● **REQUIREMENTS**:
Search the records that follow and extract every line containing the string "соответствующего".

● **SUPPLIED RECORDS**:

==================================================

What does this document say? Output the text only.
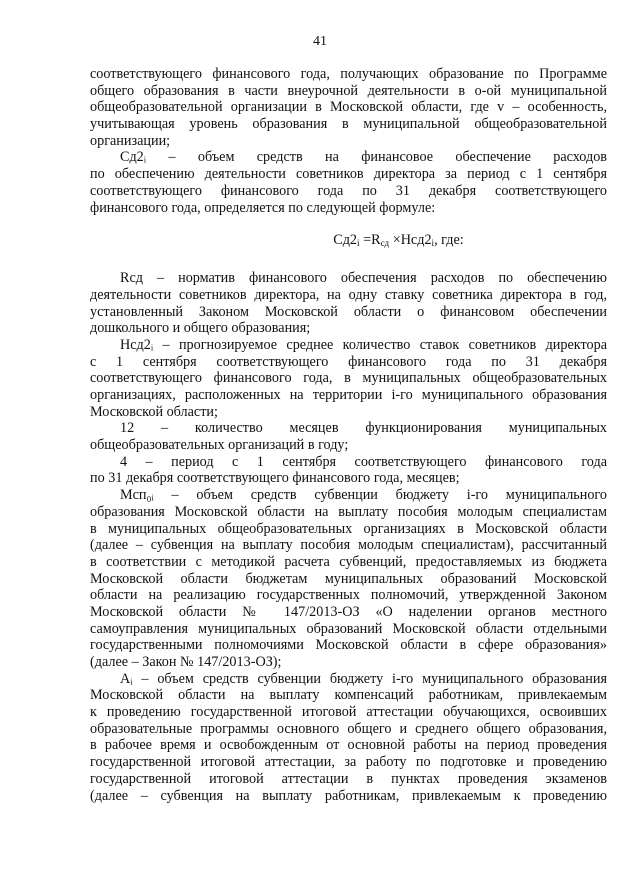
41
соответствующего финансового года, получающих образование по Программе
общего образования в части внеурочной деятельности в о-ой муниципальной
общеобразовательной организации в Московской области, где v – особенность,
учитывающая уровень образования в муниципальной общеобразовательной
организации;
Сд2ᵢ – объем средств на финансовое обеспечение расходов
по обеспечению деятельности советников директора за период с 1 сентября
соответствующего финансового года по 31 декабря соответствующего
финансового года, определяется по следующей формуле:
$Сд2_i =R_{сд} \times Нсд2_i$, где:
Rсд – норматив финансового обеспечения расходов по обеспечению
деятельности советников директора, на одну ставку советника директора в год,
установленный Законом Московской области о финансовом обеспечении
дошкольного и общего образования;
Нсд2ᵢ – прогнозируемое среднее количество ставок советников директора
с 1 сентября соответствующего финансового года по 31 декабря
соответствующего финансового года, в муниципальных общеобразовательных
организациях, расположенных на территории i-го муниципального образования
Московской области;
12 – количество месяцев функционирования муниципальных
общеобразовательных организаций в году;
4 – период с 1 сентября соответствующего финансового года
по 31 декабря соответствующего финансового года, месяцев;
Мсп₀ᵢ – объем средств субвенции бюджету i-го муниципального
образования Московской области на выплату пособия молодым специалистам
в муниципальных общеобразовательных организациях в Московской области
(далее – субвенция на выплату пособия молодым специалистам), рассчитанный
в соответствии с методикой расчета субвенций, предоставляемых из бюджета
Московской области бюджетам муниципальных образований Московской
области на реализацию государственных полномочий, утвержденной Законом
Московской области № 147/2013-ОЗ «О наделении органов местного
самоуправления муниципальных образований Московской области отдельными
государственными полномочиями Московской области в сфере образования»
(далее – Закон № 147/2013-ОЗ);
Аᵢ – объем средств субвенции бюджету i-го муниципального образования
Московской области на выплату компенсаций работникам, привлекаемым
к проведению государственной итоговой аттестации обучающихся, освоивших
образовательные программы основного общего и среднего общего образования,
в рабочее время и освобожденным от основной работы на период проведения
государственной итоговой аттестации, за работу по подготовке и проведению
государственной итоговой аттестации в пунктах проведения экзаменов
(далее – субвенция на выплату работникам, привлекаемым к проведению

==================================================

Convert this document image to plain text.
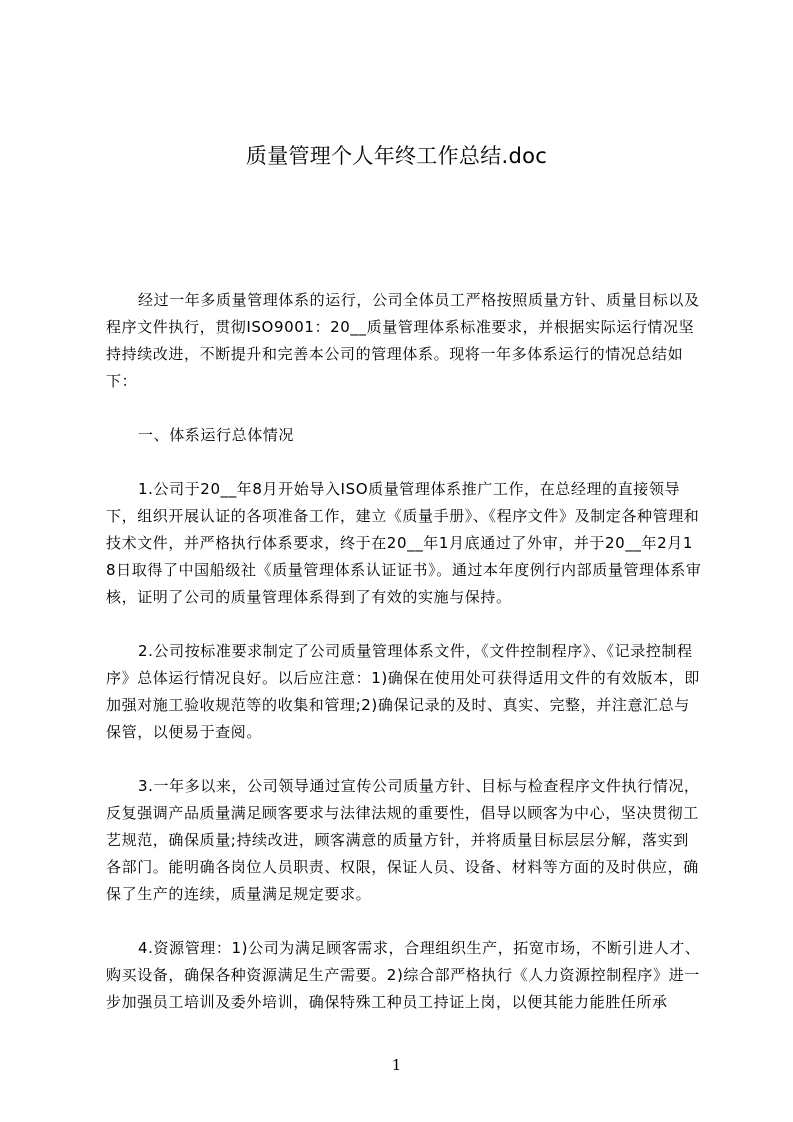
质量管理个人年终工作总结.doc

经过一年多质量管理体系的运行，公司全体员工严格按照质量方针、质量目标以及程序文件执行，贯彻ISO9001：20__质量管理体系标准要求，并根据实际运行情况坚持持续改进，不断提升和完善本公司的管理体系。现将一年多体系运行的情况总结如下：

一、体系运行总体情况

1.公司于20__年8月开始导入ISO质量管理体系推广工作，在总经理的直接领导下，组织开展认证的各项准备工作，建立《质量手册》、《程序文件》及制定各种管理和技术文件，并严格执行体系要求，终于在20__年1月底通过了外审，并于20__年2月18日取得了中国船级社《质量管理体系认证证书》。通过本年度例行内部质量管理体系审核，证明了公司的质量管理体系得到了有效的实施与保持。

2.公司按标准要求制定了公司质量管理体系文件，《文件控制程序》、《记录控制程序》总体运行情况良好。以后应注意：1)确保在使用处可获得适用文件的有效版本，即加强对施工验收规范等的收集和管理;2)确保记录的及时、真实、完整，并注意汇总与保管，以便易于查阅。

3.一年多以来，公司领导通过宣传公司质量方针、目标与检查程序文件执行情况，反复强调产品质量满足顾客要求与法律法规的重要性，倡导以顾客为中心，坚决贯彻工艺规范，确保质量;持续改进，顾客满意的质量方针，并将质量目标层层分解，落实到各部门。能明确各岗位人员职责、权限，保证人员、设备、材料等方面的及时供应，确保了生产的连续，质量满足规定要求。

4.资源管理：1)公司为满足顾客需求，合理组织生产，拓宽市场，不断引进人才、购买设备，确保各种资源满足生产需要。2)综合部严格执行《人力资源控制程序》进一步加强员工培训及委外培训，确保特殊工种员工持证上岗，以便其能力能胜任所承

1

==================================================

● **CORRECT RESULT**:
соответствующего финансового года, получающих образование по Программе
соответствующего финансового года по 31 декабря соответствующего
с 1 сентября соответствующего финансового года по 31 декабря
соответствующего финансового года, в муниципальных общеобразовательных
4 – период с 1 сентября соответствующего финансового года
по 31 декабря соответствующего финансового года, месяцев;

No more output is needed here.